### Task prompt
Word for word, transcribe the lines below and drop the pictures.

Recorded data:

::::::::

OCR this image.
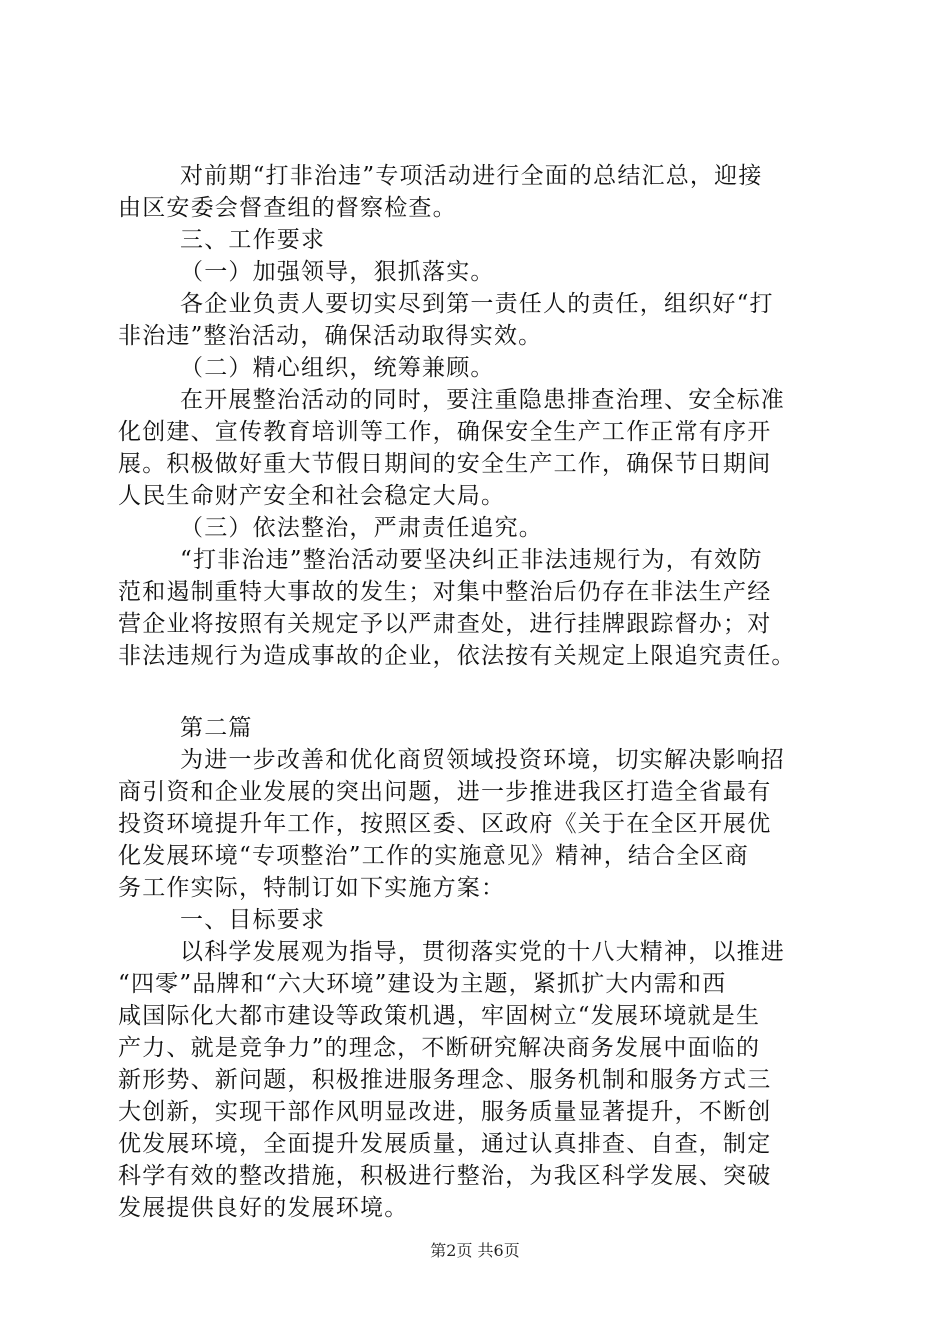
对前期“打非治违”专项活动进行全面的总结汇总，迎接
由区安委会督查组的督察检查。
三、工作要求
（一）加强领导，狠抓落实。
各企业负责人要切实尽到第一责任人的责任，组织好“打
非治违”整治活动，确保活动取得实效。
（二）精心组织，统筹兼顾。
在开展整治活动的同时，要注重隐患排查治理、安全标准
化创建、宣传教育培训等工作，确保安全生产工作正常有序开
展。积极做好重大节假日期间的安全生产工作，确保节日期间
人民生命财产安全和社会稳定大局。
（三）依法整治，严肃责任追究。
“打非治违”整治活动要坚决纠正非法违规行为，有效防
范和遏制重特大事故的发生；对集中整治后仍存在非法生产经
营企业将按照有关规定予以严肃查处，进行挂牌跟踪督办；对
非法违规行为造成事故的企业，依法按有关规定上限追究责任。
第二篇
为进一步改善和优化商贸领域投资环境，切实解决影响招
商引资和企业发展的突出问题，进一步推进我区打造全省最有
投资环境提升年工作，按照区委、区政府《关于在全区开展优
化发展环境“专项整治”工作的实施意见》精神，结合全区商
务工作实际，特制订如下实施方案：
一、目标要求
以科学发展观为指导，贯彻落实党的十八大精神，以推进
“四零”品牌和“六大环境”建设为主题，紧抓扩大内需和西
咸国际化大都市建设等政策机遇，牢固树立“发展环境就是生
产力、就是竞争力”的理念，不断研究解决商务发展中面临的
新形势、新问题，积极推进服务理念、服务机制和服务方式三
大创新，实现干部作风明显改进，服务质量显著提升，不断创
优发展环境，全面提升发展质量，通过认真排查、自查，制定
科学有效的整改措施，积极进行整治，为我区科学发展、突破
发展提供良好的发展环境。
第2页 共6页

::::::::

### Reply
OCR this image.
对前期“打非治违”专项活动进行全面的总结汇总，迎接
由区安委会督查组的督察检查。
三、工作要求
（一）加强领导，狠抓落实。
各企业负责人要切实尽到第一责任人的责任，组织好“打
非治违”整治活动，确保活动取得实效。
（二）精心组织，统筹兼顾。
在开展整治活动的同时，要注重隐患排查治理、安全标准
化创建、宣传教育培训等工作，确保安全生产工作正常有序开
展。积极做好重大节假日期间的安全生产工作，确保节日期间
人民生命财产安全和社会稳定大局。
（三）依法整治，严肃责任追究。
“打非治违”整治活动要坚决纠正非法违规行为，有效防
范和遏制重特大事故的发生；对集中整治后仍存在非法生产经
营企业将按照有关规定予以严肃查处，进行挂牌跟踪督办；对
非法违规行为造成事故的企业，依法按有关规定上限追究责任。
第二篇
为进一步改善和优化商贸领域投资环境，切实解决影响招
商引资和企业发展的突出问题，进一步推进我区打造全省最有
投资环境提升年工作，按照区委、区政府《关于在全区开展优
化发展环境“专项整治”工作的实施意见》精神，结合全区商
务工作实际，特制订如下实施方案：
一、目标要求
以科学发展观为指导，贯彻落实党的十八大精神，以推进
“四零”品牌和“六大环境”建设为主题，紧抓扩大内需和西
咸国际化大都市建设等政策机遇，牢固树立“发展环境就是生
产力、就是竞争力”的理念，不断研究解决商务发展中面临的
新形势、新问题，积极推进服务理念、服务机制和服务方式三
大创新，实现干部作风明显改进，服务质量显著提升，不断创
优发展环境，全面提升发展质量，通过认真排查、自查，制定
科学有效的整改措施，积极进行整治，为我区科学发展、突破
发展提供良好的发展环境。
第2页 共6页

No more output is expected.